Task goal:
Throughout the entries below, report every line where "protected" is found.

[Document page data]

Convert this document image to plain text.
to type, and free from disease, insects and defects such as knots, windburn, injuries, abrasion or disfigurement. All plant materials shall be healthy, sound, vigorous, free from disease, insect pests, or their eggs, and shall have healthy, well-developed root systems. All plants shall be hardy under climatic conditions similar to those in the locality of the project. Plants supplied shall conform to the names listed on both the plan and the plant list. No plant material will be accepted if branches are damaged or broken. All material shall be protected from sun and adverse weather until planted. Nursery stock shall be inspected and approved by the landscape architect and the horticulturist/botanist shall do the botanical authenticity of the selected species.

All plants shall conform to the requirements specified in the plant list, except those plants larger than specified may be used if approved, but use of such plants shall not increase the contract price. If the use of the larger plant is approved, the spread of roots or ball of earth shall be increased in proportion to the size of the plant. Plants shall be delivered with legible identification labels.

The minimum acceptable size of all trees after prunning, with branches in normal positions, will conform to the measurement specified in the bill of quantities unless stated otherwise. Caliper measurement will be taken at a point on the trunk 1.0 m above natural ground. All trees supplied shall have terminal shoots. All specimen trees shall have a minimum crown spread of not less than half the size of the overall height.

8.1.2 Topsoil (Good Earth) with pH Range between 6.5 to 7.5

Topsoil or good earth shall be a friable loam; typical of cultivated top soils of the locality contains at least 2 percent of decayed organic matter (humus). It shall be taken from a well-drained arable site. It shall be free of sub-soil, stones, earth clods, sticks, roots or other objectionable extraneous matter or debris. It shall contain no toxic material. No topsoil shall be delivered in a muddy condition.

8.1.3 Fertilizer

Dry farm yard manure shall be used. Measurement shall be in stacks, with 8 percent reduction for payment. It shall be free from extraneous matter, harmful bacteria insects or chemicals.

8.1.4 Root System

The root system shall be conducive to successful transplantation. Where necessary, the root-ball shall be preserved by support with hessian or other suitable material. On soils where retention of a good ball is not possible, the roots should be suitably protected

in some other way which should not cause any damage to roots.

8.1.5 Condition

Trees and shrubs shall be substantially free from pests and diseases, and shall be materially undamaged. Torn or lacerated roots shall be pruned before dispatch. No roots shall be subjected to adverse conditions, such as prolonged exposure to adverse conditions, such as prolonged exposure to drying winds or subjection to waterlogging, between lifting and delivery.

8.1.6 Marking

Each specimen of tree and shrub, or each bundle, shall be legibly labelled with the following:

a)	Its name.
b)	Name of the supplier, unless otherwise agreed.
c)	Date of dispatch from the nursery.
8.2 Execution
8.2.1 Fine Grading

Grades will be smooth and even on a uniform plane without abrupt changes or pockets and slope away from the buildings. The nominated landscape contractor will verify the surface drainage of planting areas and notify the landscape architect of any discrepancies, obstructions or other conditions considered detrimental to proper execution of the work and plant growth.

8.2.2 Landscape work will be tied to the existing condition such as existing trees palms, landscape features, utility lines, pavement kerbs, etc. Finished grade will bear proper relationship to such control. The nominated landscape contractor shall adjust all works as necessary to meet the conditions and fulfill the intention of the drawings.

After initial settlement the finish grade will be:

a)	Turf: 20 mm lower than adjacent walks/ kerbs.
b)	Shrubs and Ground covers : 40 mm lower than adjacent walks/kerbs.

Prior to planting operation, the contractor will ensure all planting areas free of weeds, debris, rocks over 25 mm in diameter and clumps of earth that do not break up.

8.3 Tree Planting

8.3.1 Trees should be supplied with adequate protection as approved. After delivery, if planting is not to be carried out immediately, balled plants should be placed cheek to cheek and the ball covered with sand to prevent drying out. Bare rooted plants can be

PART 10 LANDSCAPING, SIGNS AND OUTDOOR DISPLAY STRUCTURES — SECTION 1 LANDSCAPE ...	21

Finished exercise:
to type, and free from disease, insects and defects such as knots, windburn, injuries, abrasion or disfigurement. All plant materials shall be healthy, sound, vigorous, free from disease, insect pests, or their eggs, and shall have healthy, well-developed root systems. All plants shall be hardy under climatic conditions similar to those in the locality of the project. Plants supplied shall conform to the names listed on both the plan and the plant list. No plant material will be accepted if branches are damaged or broken. All material shall be protected from sun and adverse weather until planted. Nursery stock shall be inspected and approved by the landscape architect and the horticulturist/botanist shall do the botanical authenticity of the selected species.
The root system shall be conducive to successful transplantation. Where necessary, the root-ball shall be preserved by support with hessian or other suitable material. On soils where retention of a good ball is not possible, the roots should be suitably protected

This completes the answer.